§ **Stated task**
Pick up the interview with voice actor Ovais Malik after its last sentence and keep writing it.

##### Quoted passage

Ovais Malik is a well established professional voice actor whose work has graced almost every aspect of the industry, from commercials and narration to major video game software, including one that featured Breaking Bad’s Bryan Cranston as its co-star. He’s worked on documentary films and has done ADR work for major motion pictures. But the thing that makes him a global triple threat in a tough to break into and highly competitive industry is his ability to work in three different languages: English, Urdu and Hindu. In this interview, Ovais offers some in depth wisdom into the world of voice acting and some sage advice for stepping up your game and establishing yourself.
What inspired you to first get involved in voice acting?
"It started when I was in third grade. My friends would have me do impressions of my teachers just for giggles."
I watched a bunch of cartoon shows and played games and I heard all the voices for these characters. The whole idea of being able to create characters and the challenge of doing that without having props and things in front of you like if you were on camera was really interesting to me. And now I'm able to actually make a living doing it, which is great.
So did you have any early influences? Actual voices or talent that you wanted to be like?
Well, you have different niches for voiceover work. You have commercial work, animation, video games and trailer work. As far as trailer voices went, the big voice of God was a guy named Don Lafontaine. He was the guy who was famous for all those trailers that began with “In a world…” that you heard a million times. Watching him and seeing how he performed and just how he carried himself as a voiceover actor was very inspiring to me. But it was also kind of scary because when he got started there were like 10 guys in all of Hollywood taking all the work you know. It was a very different time, compared to today.
Yes, voice over work is hardly an easy field to break into these days. What was your process to get started?
I won’t lie, it's a very long and difficult process. I'm not trying to say, hey if somebody wants to get started don't waste your time. But for me it was a lot of talking to actors, talking to people in the business. I eventually spoke with somebody who was really a pivotal part of voiceover directing and acting in the 80s. His name was Walter “Wally” Burr. He passed away actually about a year ago. He was responsible for helping create the voice of Optimus Prime. He had worked on stuff like G.I. Joe and all the stuff back in the 80s. He was very gracious and allowed me to talk to him. We became friends and I asked him what were the best ways to get into voiceover.

##########
##### Supplied entries

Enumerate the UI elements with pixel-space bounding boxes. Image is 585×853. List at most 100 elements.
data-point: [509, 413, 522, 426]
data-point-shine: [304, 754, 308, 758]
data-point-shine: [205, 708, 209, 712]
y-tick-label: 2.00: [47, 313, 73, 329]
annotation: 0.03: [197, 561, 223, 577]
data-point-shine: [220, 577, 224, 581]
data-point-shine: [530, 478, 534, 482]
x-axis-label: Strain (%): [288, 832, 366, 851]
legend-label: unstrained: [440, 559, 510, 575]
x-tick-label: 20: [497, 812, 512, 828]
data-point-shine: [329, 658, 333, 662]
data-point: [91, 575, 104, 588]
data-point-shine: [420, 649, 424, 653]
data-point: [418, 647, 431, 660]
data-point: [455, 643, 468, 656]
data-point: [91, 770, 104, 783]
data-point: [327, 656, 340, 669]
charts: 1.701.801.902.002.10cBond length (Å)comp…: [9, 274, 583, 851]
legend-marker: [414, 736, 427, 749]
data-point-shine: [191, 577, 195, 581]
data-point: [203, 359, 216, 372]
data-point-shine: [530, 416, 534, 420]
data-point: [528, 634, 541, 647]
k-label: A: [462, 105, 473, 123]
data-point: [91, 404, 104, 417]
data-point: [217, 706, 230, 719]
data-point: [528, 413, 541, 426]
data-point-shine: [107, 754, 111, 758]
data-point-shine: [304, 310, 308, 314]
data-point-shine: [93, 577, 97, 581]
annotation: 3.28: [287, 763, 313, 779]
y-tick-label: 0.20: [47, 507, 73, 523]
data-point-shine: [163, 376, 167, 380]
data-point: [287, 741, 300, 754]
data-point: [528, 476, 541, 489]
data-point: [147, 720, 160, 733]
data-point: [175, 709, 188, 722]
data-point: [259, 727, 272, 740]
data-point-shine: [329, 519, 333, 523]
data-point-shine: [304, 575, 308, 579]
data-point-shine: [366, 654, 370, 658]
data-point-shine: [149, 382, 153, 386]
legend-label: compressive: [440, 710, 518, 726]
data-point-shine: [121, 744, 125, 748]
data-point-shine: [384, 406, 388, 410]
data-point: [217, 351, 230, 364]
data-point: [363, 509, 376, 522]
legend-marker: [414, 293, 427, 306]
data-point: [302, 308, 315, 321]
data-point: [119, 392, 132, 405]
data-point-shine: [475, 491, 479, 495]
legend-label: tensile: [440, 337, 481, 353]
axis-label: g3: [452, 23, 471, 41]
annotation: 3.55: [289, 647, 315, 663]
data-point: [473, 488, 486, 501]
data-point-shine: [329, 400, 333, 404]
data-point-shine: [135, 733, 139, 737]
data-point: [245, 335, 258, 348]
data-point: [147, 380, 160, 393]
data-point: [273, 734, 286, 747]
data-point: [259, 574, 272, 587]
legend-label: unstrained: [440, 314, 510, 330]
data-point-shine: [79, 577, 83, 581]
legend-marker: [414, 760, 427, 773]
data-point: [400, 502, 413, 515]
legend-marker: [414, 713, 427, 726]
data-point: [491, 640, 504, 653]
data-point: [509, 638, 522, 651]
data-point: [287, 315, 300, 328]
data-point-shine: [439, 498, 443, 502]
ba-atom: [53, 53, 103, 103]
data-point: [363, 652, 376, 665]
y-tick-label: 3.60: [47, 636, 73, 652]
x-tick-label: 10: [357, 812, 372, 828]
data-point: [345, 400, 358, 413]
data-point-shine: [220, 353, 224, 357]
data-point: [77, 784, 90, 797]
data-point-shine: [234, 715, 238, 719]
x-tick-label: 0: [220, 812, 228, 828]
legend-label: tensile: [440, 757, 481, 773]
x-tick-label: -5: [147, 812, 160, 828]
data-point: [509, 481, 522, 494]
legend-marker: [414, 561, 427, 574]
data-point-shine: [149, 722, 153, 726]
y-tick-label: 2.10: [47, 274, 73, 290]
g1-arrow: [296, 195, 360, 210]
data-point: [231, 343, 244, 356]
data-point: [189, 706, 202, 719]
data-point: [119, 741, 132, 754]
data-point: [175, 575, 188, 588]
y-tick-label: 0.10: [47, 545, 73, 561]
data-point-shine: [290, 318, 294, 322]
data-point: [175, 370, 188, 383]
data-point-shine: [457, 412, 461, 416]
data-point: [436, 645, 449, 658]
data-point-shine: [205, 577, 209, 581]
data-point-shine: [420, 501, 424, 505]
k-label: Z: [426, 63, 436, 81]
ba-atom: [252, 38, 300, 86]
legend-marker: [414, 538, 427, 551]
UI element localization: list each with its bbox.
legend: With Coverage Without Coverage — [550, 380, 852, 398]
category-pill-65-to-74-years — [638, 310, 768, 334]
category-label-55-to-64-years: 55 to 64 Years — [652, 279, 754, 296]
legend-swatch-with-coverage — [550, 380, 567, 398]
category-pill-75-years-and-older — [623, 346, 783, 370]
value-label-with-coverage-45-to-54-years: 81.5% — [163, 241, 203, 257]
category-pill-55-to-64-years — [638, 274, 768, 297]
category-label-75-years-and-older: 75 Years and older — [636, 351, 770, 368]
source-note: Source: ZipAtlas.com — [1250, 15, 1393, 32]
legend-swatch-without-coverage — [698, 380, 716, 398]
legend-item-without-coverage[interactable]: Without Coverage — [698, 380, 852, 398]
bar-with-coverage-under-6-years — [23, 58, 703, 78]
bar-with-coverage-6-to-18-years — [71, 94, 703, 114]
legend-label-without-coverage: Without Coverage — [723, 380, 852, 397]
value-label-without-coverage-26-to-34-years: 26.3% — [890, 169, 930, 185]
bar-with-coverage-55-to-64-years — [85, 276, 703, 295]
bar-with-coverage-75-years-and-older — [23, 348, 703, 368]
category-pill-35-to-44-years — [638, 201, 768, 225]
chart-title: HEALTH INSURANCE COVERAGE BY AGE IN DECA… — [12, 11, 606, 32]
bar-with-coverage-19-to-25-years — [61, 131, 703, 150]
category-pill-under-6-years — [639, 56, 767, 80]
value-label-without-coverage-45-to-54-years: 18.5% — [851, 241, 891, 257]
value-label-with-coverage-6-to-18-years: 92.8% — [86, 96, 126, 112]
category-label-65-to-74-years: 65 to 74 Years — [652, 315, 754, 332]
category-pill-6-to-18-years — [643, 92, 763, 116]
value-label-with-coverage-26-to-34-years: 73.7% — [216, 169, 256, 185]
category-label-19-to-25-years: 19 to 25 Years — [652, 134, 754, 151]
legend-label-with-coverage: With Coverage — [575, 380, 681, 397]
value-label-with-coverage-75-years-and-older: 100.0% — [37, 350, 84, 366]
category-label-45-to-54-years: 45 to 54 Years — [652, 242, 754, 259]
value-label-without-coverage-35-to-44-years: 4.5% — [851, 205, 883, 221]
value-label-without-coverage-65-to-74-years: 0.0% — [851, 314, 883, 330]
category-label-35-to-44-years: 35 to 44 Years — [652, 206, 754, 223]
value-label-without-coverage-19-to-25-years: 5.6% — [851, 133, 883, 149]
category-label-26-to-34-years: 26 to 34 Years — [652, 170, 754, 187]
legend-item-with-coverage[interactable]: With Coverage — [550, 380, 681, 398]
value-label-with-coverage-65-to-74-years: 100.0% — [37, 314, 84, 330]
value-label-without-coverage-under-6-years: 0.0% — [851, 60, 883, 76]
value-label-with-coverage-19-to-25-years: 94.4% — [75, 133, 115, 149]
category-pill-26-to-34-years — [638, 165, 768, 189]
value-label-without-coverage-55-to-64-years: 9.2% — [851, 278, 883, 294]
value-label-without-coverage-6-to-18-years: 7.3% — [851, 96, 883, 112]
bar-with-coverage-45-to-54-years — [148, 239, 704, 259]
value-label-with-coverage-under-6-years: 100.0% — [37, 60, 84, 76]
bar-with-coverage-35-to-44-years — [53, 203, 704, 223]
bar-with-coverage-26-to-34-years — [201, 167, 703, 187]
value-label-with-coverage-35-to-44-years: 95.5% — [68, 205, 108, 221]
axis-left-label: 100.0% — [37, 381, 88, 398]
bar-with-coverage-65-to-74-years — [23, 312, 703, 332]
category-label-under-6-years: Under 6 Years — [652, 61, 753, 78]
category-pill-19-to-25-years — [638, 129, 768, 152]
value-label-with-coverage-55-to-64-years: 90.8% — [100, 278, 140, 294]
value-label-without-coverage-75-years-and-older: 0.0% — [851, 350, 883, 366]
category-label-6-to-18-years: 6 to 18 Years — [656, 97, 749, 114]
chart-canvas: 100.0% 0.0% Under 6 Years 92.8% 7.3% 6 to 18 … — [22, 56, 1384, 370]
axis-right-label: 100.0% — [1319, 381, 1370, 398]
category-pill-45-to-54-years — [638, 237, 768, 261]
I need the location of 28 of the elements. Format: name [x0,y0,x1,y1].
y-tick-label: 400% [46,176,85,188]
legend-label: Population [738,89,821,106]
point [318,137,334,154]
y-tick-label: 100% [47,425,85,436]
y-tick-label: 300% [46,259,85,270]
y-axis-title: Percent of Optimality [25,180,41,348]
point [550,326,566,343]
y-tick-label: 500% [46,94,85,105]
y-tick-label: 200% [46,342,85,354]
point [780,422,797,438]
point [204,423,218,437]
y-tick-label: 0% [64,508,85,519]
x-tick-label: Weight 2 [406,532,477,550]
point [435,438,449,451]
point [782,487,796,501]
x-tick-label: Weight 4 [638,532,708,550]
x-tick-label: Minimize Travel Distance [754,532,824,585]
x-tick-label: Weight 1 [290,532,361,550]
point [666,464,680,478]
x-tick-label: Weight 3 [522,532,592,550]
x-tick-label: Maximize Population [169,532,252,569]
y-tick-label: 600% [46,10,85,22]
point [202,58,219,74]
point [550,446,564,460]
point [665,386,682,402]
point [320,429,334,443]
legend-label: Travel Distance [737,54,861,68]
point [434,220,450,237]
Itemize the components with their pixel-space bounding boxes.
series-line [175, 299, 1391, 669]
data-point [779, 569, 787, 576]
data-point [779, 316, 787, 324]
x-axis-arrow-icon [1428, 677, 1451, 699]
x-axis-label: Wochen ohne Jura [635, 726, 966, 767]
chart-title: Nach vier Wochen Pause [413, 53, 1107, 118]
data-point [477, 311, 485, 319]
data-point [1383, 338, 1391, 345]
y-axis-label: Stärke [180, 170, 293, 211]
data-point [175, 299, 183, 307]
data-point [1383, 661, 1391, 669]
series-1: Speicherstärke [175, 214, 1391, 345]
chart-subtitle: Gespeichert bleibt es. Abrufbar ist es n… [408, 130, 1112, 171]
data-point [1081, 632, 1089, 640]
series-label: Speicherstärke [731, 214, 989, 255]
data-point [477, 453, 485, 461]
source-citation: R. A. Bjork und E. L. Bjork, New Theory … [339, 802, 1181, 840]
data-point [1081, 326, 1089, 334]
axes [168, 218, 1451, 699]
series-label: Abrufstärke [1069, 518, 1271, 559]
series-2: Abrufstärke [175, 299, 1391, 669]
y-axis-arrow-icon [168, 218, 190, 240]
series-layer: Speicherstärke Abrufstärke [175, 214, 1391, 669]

##########

§ **Response to this task**
"My take from those conversations is that there's no one way to do it."
But the key to really starting and maintaining your career is handling it as a business because that's what it is. And marketing is pivotal for getting work, maintaining work and getting new clientele.
But when you're just starting out you have to understand that you first have to know how to act. People think that just because you're not in front of a camera you're just talking. If it were that easy all of us would be voiceover artists. There's a lot of training that goes into the craft and you have to know how to act.
And then once you have your chops up you never stop learning. You have to constantly practice, take classes and whatnot. When I first started, my focus wasn't on getting a demo made, it was on making sure my chops were up and I understood what the market wanted because in voiceover you have to really be able to follow what the trends are. Then you have to have a really good demo. If you don't have a professionally produced demo it doesn't matter if you’ve got a voice like Don Lafontaine, you're not going to get noticed because people aren't going to take you seriously.
"And then you have to get out there and just really start grinding."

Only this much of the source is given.